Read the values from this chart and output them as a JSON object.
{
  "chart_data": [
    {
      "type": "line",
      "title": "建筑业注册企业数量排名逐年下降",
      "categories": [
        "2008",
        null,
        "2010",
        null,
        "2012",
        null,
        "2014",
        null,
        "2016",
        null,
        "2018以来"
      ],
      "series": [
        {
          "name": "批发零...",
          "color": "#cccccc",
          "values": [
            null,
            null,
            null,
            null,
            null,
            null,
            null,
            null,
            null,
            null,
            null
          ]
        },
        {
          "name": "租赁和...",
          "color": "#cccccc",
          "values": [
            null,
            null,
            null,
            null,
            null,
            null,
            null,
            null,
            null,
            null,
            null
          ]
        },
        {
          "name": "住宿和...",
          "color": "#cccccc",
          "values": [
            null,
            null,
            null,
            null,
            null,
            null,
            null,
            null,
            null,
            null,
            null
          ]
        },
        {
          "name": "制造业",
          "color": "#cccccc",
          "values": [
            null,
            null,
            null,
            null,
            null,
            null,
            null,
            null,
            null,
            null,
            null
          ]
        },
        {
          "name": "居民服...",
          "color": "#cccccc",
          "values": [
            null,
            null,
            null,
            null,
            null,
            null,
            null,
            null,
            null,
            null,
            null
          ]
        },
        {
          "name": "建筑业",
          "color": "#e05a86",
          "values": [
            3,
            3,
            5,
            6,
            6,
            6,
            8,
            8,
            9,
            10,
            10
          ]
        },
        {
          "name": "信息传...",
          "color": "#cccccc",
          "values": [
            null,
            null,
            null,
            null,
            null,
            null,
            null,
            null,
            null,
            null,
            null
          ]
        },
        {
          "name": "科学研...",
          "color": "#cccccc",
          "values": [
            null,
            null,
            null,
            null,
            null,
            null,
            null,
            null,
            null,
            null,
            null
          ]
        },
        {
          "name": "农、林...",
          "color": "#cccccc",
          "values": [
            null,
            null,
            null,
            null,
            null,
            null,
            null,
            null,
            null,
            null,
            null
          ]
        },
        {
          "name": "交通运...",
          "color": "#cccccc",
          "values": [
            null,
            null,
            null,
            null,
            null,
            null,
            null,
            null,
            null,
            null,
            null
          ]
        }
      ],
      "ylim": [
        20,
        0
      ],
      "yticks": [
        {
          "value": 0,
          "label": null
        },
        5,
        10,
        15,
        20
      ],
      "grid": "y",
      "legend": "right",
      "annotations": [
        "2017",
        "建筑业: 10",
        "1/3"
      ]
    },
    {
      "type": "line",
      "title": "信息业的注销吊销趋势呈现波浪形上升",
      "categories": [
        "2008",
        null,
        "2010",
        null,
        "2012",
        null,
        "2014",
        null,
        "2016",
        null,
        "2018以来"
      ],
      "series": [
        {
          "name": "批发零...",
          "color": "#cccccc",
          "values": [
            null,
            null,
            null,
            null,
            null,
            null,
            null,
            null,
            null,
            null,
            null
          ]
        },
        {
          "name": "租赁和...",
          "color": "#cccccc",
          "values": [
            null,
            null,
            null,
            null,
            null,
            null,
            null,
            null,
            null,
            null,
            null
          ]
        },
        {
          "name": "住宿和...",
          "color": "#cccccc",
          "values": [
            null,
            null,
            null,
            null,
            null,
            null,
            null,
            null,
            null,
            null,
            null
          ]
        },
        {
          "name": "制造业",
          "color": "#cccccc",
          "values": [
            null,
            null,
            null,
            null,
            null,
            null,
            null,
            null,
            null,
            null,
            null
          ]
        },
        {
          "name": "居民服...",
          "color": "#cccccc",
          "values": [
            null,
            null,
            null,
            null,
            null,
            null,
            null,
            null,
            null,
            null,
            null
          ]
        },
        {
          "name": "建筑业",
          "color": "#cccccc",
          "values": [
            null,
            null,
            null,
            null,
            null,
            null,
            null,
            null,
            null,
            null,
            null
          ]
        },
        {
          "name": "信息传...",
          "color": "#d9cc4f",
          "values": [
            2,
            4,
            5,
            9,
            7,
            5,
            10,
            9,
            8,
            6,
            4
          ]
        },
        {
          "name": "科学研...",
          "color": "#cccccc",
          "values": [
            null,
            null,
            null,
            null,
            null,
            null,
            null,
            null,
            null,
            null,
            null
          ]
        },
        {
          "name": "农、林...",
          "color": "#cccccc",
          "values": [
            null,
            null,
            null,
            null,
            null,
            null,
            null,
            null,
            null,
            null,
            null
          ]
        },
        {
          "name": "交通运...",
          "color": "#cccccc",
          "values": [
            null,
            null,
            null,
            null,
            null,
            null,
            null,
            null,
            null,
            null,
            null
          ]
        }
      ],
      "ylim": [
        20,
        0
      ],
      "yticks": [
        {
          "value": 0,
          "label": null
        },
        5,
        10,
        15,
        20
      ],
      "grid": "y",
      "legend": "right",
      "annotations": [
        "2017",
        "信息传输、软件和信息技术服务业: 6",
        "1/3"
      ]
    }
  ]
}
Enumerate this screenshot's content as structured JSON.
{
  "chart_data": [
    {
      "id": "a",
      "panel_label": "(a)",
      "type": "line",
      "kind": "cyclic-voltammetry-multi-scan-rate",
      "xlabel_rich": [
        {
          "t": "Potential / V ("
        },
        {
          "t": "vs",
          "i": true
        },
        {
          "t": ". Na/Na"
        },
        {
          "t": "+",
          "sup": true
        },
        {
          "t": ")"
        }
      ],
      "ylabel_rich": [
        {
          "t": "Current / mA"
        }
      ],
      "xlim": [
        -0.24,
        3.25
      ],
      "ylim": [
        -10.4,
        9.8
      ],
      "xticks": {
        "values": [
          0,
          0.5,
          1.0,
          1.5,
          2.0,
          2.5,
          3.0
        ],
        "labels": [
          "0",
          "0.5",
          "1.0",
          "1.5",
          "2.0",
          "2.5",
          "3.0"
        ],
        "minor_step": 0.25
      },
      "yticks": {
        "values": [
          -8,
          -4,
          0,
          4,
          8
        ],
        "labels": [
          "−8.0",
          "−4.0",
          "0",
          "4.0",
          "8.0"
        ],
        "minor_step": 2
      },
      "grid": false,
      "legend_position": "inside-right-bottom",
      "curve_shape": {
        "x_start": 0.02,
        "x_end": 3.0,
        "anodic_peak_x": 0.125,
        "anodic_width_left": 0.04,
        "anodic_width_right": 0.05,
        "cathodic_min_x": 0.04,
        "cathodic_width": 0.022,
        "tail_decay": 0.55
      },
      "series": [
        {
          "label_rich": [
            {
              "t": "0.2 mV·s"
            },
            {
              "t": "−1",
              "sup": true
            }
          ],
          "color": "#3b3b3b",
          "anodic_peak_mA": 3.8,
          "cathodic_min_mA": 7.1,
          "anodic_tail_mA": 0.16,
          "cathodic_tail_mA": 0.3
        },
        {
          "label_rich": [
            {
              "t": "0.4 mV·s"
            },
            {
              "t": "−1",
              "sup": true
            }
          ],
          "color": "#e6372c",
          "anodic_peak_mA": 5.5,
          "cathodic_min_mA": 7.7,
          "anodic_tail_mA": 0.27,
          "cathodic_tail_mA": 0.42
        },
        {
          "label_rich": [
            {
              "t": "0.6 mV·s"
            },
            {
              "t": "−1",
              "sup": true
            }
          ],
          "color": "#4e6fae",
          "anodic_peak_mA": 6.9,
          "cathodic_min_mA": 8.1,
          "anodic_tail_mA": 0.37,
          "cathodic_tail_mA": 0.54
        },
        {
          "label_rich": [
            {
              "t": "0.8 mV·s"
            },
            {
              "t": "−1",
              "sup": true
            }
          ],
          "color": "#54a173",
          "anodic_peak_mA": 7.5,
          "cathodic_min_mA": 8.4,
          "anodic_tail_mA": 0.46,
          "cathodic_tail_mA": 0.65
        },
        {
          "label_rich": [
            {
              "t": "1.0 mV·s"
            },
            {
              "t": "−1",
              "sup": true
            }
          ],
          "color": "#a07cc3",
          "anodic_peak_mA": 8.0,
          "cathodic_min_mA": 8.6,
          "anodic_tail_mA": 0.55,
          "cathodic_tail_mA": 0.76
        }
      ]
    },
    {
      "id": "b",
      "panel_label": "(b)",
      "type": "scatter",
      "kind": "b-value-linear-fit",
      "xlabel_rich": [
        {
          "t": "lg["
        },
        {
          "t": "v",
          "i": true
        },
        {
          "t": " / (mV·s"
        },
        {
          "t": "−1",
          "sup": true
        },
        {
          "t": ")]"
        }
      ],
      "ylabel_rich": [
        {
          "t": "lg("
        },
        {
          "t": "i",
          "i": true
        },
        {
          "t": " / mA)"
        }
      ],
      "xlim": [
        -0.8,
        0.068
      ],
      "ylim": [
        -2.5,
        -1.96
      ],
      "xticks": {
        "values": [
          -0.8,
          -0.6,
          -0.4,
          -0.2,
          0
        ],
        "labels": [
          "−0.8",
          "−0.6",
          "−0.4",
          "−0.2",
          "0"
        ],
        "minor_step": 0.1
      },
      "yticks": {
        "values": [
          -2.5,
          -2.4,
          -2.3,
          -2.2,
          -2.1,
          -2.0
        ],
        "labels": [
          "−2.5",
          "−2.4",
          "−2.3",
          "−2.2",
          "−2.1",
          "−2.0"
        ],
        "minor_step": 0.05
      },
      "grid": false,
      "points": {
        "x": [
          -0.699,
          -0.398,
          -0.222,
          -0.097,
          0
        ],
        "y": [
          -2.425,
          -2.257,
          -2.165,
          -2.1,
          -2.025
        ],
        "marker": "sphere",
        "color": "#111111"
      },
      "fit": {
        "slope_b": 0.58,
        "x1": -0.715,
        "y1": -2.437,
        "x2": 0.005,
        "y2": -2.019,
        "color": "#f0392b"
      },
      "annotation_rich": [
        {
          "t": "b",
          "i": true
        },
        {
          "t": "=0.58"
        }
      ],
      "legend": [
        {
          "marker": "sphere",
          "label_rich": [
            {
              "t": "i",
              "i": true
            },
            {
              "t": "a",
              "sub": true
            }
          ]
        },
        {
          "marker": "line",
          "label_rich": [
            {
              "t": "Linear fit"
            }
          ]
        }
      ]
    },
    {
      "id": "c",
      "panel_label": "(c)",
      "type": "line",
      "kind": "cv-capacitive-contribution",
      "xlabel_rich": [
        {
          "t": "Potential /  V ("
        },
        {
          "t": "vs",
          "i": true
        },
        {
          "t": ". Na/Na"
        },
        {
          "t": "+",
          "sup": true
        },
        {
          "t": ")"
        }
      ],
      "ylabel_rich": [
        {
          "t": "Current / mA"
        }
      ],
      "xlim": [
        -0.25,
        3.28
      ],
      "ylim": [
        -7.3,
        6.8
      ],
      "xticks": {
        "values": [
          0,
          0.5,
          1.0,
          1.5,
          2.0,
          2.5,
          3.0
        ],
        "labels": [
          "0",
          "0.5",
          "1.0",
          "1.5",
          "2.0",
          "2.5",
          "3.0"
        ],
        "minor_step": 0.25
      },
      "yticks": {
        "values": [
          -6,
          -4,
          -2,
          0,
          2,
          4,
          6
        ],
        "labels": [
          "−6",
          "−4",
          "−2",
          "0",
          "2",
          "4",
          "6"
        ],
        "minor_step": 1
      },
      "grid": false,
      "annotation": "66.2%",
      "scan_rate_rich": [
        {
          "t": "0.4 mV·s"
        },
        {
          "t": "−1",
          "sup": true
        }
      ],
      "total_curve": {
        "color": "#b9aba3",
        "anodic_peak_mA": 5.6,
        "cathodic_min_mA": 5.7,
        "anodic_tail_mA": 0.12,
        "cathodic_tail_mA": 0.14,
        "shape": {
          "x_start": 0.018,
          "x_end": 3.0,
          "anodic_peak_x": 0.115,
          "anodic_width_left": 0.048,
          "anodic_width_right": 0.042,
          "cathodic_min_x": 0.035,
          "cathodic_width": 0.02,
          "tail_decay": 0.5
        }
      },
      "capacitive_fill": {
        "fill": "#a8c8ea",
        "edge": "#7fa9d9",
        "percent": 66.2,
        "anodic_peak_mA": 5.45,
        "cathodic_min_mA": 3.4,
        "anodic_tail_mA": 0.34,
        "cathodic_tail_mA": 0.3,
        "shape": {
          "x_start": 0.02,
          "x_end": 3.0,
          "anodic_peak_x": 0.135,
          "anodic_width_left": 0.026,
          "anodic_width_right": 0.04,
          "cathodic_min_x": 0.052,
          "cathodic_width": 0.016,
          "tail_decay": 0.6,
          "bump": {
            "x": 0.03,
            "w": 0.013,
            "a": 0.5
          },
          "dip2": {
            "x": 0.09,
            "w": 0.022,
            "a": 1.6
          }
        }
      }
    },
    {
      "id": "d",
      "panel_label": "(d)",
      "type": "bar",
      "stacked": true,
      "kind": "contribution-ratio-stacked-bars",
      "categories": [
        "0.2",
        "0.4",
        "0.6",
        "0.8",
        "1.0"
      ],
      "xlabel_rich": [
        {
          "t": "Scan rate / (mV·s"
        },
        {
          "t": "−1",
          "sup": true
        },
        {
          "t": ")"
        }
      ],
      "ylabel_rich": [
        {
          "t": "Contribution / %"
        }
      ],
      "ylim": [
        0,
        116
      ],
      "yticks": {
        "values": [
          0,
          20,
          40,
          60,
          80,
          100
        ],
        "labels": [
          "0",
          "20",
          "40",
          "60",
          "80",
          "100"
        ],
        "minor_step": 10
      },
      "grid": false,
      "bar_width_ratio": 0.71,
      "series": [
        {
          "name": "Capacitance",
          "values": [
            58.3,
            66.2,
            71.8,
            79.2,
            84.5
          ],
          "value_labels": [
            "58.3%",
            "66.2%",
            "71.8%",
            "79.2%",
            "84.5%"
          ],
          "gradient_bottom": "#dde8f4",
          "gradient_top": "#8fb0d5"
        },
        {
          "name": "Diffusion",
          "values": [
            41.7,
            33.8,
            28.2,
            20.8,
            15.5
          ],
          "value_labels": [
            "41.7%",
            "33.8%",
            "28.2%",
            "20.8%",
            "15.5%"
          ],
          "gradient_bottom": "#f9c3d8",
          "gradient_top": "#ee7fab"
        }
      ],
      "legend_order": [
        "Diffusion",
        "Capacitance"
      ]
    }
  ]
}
• • •
*YOUR INSTRUCTIONS*
Determine how many lines of the data contain "JSON" and give nothing but that number.

*TASK RESULT*
2